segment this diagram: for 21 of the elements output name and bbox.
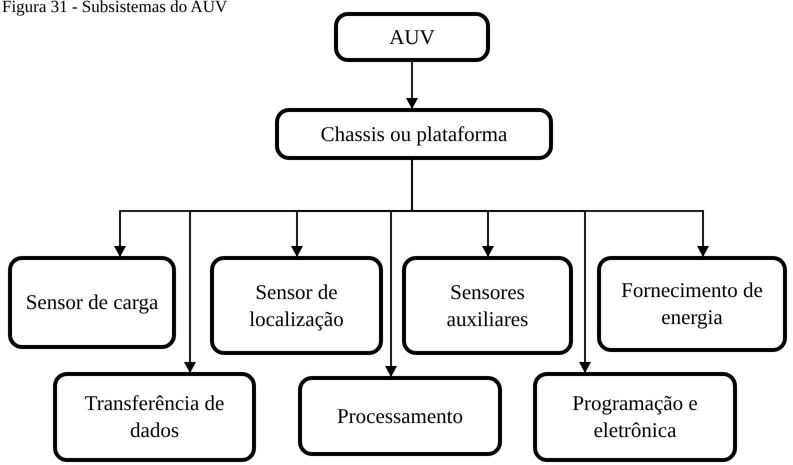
box-label: Sensor de carga: [26, 289, 158, 316]
box-label: Processamento: [337, 402, 463, 430]
box-label: Fornecimento de energia: [620, 277, 764, 331]
box-label: AUV: [389, 24, 435, 50]
process-box: [334, 12, 490, 62]
process-box: [533, 372, 737, 462]
box-label: Transferência de dados: [84, 390, 226, 444]
process-box: [210, 256, 383, 355]
process-box: [597, 256, 787, 352]
box-label: Sensores auxiliares: [446, 278, 530, 332]
box-label: Sensor de localização: [248, 278, 345, 332]
process-box: [402, 256, 573, 355]
arrow: [411, 160, 709, 257]
process-box: [298, 376, 502, 456]
process-box: [8, 256, 176, 349]
arrow: [406, 62, 418, 109]
process-box: [275, 108, 553, 160]
process-box: [53, 372, 256, 462]
box-label: Chassis ou plataforma: [320, 120, 508, 148]
box-label: Programação e eletrônica: [571, 390, 699, 444]
figure-title: Figura 31 - Subsistemas do AUV: [2, 0, 228, 17]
++++++++++++++++++++
Reproduce all of the material above line for line, with the same wording and numbers. Leave out the picture.

segment this diagram: for 21 of the elements output name and bbox.
box-label: Sensor de carga: [26, 289, 158, 316]
box-label: Processamento: [337, 402, 463, 430]
box-label: Fornecimento de energia: [620, 277, 764, 331]
box-label: AUV: [389, 24, 435, 50]
process-box: [334, 12, 490, 62]
process-box: [533, 372, 737, 462]
box-label: Transferência de dados: [84, 390, 226, 444]
process-box: [210, 256, 383, 355]
process-box: [597, 256, 787, 352]
box-label: Sensores auxiliares: [446, 278, 530, 332]
box-label: Sensor de localização: [248, 278, 345, 332]
process-box: [402, 256, 573, 355]
arrow: [411, 160, 709, 257]
process-box: [298, 376, 502, 456]
process-box: [8, 256, 176, 349]
arrow: [406, 62, 418, 109]
process-box: [275, 108, 553, 160]
process-box: [53, 372, 256, 462]
box-label: Chassis ou plataforma: [320, 120, 508, 148]
box-label: Programação e eletrônica: [571, 390, 699, 444]
figure-title: Figura 31 - Subsistemas do AUV: [2, 0, 228, 17]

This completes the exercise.